*** Opening Exercise text ***
Reputation: 107
Usually if you put int(a) or int(b) it will convert "a" and "b" into integers
If I try print(int(4.5)) it will print 4
But if I try it in a try statement:
def zero_dev(num1, num2):
try:
a = int(num1)/int(num2)
return int(a)
except ZeroDivisionError:
return 'Zero Division Exception: integer division or modulo by zero'
except ValueError:
try:
val = int(num1)
pass
except ValueError:
return f"Input Exception: invalid literal for int() with base 10: '{num1}'"
try:
val1 = int(num2)
except ValueError:
return f"Input Exception: invalid literal for int() with base 10: '{num2}'"
num_a = input()
num_b = input()
print(zero_dev(num_a, num_b))
Edit: If num1 = 4 and num2 = 4.5
How come Python didn't convert num2 into an integer?
Previously int() would convert a float into an integer.
But here it doesn't convert it, it tells me "num2" has a base of 10, it is not an integer.
Upvotes: 0
Views: 62
Reputation: 15962
input()
always returns a string. So num_a = input(...)
*** Closing Exercise text ***
*** Opening Information ***
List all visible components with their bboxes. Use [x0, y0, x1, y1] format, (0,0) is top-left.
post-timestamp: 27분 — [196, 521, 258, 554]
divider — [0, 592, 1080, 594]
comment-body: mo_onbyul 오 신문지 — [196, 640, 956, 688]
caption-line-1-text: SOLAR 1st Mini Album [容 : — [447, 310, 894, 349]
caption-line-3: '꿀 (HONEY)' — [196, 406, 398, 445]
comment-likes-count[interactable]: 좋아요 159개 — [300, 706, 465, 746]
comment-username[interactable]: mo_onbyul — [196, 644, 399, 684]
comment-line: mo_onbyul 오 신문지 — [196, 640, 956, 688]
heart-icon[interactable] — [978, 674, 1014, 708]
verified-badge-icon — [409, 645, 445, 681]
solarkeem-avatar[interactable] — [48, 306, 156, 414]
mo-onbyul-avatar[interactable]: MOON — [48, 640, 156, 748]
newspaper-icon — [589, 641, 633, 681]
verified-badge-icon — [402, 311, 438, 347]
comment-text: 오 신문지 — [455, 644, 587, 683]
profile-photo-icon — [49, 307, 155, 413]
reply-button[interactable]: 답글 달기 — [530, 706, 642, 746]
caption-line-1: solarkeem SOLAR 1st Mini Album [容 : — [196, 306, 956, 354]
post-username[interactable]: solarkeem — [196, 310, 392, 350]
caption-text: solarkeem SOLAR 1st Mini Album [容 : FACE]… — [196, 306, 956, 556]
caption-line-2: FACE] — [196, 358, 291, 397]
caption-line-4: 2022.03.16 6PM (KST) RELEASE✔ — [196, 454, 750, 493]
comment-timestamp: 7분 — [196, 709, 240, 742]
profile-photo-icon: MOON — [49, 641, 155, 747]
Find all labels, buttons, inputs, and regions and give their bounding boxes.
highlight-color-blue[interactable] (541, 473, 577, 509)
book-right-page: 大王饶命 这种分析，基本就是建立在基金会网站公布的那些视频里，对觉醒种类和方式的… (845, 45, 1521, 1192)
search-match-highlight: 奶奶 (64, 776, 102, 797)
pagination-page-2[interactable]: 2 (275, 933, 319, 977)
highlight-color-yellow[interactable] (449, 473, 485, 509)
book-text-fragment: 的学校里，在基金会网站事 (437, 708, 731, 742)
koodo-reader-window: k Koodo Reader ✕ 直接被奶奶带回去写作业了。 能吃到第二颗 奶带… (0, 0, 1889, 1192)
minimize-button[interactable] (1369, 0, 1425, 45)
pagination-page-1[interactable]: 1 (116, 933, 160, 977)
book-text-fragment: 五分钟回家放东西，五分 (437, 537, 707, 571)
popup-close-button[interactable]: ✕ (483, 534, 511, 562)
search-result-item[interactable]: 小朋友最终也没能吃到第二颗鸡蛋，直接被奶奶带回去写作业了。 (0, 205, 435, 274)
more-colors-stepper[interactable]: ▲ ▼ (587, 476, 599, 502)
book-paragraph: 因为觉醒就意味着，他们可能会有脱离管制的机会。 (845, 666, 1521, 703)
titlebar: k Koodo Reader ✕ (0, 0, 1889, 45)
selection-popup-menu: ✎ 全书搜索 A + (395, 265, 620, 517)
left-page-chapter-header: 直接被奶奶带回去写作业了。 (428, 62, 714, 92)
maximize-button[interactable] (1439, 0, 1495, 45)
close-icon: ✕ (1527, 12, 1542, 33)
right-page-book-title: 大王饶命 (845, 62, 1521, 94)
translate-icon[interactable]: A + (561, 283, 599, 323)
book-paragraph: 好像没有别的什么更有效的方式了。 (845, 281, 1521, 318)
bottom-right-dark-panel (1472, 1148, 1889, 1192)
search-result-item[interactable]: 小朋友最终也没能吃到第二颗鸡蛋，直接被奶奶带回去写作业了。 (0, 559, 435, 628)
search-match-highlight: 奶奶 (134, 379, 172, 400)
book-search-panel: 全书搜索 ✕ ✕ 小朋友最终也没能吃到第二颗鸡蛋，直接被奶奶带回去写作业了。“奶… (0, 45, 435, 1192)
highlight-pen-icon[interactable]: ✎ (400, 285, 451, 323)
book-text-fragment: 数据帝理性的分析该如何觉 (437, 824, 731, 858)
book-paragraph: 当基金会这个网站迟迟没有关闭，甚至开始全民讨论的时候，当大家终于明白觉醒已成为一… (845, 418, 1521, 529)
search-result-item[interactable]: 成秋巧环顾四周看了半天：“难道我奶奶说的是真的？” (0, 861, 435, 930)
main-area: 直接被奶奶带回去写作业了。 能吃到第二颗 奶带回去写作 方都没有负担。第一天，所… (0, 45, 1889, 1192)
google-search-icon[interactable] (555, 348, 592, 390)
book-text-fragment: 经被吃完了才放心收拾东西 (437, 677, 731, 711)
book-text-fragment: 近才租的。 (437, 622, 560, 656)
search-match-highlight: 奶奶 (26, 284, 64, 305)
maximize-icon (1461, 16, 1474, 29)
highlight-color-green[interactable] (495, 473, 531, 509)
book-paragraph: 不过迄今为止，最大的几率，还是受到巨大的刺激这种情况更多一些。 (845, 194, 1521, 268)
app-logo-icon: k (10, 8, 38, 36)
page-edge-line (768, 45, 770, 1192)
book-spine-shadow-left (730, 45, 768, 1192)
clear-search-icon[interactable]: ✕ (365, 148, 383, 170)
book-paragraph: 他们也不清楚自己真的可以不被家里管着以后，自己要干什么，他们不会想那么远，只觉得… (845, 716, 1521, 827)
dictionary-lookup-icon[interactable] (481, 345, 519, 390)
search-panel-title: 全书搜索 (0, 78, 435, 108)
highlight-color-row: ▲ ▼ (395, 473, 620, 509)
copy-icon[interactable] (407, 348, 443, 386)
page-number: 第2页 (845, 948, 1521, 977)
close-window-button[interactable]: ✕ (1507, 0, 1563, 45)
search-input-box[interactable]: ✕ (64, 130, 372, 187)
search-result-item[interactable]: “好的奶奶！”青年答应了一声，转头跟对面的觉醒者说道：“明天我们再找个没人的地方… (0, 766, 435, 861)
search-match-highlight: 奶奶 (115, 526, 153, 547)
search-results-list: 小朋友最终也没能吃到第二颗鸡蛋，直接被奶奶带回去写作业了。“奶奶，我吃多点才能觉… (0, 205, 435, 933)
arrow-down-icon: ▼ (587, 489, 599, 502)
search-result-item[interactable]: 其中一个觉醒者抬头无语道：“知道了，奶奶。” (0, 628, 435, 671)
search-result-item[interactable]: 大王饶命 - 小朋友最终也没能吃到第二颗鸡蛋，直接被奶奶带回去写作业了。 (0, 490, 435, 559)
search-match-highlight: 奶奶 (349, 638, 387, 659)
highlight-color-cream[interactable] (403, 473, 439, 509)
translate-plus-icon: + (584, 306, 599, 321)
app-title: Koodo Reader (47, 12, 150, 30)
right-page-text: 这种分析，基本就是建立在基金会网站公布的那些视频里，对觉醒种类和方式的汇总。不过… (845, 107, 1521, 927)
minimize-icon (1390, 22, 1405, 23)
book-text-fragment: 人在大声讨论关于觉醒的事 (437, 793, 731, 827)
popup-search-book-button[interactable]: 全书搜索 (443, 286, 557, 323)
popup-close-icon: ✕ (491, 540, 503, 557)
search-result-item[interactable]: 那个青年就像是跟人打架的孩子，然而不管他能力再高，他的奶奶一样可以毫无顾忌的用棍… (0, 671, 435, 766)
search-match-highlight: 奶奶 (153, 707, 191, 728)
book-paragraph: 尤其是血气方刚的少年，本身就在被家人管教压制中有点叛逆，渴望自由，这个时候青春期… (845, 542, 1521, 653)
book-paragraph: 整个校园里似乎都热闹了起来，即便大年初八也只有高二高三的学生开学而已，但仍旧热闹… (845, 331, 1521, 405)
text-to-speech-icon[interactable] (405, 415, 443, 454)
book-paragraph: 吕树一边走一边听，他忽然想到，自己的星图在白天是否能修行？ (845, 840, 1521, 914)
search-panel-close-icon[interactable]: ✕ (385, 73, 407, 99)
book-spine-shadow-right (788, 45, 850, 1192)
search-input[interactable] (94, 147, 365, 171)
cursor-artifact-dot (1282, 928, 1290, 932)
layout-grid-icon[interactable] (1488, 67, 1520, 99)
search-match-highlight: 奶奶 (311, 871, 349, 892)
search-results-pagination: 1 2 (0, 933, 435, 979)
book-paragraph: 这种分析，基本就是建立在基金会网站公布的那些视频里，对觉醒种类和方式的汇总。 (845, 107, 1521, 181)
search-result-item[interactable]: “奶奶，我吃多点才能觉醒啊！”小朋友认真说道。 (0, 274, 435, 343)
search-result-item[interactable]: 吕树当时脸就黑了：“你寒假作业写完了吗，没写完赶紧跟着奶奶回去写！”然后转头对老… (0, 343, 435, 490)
*** Closing Information ***
◆ Questions to answer:
1. List every label in the int() question text that is followed by a colon and a number, along with its number, in the order they appear.
2. Echo the part of the int() question text that opens with the words containing "num_a = input()" and closes with "not an integer.".

◆ Expected results:
1.
Reputation: 107
Upvotes: 0
Views: 62
Reputation: 15962

2.
num_a = input()
num_b = input()
print(zero_dev(num_a, num_b))
Edit: If num1 = 4 and num2 = 4.5
How come Python didn't convert num2 into an integer?
Previously int() would convert a float into an integer.
But here it doesn't convert it, it tells me "num2" has a base of 10, it is not an integer.